* INSTRUCTIONS FOR THE TASK
Sift the material for lines containing "locomotive", and return them.
+---+
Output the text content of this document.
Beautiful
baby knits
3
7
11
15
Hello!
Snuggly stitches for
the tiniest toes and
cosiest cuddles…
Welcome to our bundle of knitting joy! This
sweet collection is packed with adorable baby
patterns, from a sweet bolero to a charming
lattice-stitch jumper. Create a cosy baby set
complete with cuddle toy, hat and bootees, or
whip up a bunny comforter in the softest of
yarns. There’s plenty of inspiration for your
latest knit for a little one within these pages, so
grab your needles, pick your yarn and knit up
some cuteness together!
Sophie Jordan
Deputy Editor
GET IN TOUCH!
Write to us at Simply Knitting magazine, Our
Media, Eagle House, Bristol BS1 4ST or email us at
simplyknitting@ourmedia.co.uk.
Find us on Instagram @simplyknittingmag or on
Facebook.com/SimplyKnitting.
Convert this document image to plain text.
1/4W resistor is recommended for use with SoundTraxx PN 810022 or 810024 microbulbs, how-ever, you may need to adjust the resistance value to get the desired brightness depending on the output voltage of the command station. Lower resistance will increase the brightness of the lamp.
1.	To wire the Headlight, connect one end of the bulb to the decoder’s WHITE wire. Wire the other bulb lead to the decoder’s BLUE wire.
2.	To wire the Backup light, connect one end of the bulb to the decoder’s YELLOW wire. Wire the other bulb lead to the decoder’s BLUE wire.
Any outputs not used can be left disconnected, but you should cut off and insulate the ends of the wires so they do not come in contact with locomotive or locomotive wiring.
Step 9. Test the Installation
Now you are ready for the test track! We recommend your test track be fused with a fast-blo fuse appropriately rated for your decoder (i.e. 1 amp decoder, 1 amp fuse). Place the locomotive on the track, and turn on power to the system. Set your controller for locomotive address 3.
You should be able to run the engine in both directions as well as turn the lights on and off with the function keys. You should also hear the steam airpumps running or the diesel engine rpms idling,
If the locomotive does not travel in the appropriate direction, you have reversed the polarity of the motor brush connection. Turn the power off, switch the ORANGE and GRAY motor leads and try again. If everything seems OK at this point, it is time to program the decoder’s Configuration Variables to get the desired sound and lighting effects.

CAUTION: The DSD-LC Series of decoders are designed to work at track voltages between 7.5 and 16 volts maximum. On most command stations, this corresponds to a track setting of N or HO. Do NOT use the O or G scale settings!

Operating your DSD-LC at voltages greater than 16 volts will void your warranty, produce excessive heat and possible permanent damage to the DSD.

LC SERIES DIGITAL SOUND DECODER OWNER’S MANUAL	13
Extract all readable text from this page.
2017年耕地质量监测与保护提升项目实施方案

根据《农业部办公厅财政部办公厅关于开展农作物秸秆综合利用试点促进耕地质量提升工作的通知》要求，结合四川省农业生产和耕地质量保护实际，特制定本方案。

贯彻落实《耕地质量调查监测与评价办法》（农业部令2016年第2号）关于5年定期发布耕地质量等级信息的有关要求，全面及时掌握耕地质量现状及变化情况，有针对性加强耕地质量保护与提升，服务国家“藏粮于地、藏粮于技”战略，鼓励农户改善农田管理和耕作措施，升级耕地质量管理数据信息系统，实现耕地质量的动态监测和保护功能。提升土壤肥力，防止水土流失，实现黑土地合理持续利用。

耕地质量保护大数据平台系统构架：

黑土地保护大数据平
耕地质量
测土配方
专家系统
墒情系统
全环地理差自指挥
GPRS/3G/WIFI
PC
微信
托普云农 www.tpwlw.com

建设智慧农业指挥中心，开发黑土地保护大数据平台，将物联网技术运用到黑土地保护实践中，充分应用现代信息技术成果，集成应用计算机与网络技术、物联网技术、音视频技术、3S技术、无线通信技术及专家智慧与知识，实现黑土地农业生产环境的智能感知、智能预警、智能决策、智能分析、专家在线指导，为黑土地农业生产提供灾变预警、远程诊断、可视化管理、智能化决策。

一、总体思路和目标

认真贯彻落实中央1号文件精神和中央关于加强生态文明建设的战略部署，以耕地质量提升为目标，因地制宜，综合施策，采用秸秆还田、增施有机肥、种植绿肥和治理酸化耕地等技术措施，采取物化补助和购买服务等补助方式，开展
+---+
* SOLUTION TO THIS PROBLEM
Any outputs not used can be left disconnected, but you should cut off and insulate the ends of the wires so they do not come in contact with locomotive or locomotive wiring.
Now you are ready for the test track! We recommend your test track be fused with a fast-blo fuse appropriately rated for your decoder (i.e. 1 amp decoder, 1 amp fuse). Place the locomotive on the track, and turn on power to the system. Set your controller for locomotive address 3.
If the locomotive does not travel in the appropriate direction, you have reversed the polarity of the motor brush connection. Turn the power off, switch the ORANGE and GRAY motor leads and try again. If everything seems OK at this point, it is time to program the decoder’s Configuration Variables to get the desired sound and lighting effects.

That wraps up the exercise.